▶ _Information given_
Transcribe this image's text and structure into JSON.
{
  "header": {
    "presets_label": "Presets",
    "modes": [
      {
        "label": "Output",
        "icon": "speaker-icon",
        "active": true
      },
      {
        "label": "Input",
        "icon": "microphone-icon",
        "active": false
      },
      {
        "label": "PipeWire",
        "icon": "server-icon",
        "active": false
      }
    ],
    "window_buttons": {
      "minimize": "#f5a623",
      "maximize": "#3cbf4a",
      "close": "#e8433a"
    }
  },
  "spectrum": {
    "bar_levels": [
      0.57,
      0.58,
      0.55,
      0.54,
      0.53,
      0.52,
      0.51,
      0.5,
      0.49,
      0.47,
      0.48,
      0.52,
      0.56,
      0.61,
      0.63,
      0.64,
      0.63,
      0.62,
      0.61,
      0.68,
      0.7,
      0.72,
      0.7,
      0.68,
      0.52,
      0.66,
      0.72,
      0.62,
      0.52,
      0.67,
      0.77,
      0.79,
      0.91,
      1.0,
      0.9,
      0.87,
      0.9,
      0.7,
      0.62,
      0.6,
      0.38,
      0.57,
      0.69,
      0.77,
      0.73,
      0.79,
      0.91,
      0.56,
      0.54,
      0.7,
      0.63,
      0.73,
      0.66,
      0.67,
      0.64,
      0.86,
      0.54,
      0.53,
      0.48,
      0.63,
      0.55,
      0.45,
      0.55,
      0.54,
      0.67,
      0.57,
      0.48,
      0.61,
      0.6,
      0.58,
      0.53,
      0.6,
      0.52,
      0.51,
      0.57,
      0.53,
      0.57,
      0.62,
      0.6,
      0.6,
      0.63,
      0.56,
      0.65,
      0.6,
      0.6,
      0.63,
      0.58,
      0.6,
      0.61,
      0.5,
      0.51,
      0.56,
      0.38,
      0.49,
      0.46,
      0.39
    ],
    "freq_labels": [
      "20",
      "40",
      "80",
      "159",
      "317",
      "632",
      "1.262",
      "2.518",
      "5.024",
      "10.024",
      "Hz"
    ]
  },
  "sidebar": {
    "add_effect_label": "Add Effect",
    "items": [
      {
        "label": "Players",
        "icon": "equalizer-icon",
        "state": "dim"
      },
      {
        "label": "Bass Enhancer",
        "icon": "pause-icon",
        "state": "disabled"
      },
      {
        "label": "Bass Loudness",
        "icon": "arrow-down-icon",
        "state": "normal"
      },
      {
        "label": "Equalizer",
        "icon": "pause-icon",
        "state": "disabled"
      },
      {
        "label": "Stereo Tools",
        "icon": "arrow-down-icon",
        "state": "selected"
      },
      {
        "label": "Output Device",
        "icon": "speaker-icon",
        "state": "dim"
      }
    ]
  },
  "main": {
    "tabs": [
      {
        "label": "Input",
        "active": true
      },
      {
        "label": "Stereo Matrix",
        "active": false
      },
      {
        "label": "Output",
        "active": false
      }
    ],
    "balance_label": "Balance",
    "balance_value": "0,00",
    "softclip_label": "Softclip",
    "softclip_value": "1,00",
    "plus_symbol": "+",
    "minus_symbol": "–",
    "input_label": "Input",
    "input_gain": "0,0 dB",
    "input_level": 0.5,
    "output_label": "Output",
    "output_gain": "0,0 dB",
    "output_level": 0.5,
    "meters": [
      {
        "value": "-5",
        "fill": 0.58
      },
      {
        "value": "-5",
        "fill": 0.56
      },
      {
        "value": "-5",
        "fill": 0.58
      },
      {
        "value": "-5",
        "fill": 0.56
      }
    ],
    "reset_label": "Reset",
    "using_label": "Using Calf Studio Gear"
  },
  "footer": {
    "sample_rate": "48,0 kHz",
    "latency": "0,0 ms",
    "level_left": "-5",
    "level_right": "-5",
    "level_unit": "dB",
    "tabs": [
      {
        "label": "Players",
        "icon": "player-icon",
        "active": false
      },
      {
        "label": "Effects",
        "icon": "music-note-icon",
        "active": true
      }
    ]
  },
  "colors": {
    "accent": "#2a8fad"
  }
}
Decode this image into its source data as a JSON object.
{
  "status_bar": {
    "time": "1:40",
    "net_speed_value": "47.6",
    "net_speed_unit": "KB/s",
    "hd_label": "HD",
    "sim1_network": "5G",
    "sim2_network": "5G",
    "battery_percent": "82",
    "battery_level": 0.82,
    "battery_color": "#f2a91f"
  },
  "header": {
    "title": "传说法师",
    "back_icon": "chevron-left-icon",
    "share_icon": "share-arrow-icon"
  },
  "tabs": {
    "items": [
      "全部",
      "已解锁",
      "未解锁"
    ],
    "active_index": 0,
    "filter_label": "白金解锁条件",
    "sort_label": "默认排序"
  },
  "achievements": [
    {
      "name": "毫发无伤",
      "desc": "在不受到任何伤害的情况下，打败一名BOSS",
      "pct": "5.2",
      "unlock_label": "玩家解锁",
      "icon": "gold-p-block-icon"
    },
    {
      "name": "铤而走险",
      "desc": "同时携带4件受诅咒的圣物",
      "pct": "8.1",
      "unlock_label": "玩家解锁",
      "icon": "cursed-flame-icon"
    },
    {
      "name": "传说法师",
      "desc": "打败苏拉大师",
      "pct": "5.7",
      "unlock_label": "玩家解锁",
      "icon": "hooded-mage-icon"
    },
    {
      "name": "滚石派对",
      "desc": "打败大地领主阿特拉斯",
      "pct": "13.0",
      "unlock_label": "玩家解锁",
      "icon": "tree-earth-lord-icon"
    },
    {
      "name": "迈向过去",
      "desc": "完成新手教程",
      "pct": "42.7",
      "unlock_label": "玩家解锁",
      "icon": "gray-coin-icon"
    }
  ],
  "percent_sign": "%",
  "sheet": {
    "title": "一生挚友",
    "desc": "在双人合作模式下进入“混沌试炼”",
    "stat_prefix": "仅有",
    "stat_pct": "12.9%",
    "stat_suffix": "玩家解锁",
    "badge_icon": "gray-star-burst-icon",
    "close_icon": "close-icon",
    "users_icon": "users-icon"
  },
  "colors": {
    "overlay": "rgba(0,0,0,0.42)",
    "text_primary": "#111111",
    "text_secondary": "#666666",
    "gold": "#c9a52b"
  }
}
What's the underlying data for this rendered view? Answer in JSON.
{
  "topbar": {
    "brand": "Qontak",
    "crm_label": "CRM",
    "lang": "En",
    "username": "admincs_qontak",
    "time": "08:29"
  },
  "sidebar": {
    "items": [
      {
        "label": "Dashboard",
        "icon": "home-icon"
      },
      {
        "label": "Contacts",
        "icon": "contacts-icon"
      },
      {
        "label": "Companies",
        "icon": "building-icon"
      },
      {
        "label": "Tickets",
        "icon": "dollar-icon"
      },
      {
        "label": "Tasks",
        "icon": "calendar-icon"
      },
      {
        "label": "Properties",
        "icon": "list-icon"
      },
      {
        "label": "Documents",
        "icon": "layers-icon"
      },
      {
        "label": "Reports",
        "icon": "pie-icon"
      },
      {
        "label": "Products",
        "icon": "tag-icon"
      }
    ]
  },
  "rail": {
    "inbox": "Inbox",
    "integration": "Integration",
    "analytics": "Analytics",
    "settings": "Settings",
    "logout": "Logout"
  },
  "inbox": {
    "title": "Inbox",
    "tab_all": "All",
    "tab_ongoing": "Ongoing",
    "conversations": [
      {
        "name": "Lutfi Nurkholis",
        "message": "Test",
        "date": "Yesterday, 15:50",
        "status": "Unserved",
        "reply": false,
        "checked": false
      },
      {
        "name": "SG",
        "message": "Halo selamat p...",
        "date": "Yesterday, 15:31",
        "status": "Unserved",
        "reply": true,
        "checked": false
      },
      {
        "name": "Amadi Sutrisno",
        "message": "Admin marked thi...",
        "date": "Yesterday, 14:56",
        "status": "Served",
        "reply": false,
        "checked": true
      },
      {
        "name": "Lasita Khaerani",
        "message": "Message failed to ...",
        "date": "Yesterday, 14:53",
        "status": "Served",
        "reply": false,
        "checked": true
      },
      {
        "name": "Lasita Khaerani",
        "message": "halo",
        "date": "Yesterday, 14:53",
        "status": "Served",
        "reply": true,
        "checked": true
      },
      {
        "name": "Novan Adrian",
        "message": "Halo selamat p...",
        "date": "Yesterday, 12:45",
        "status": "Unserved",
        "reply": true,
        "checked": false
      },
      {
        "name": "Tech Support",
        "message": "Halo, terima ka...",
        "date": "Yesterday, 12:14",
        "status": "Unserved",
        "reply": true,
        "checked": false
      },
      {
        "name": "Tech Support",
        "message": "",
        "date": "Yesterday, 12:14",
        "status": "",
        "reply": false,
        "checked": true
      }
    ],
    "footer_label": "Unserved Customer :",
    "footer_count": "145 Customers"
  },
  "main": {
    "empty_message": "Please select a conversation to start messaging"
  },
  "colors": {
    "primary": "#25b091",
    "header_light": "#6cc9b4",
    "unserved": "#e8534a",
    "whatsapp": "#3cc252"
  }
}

▶ _What you have to do_
Find every line of the data that holds the string "JSON", then say how many there are and nothing else.

▶ _Finished answer_
3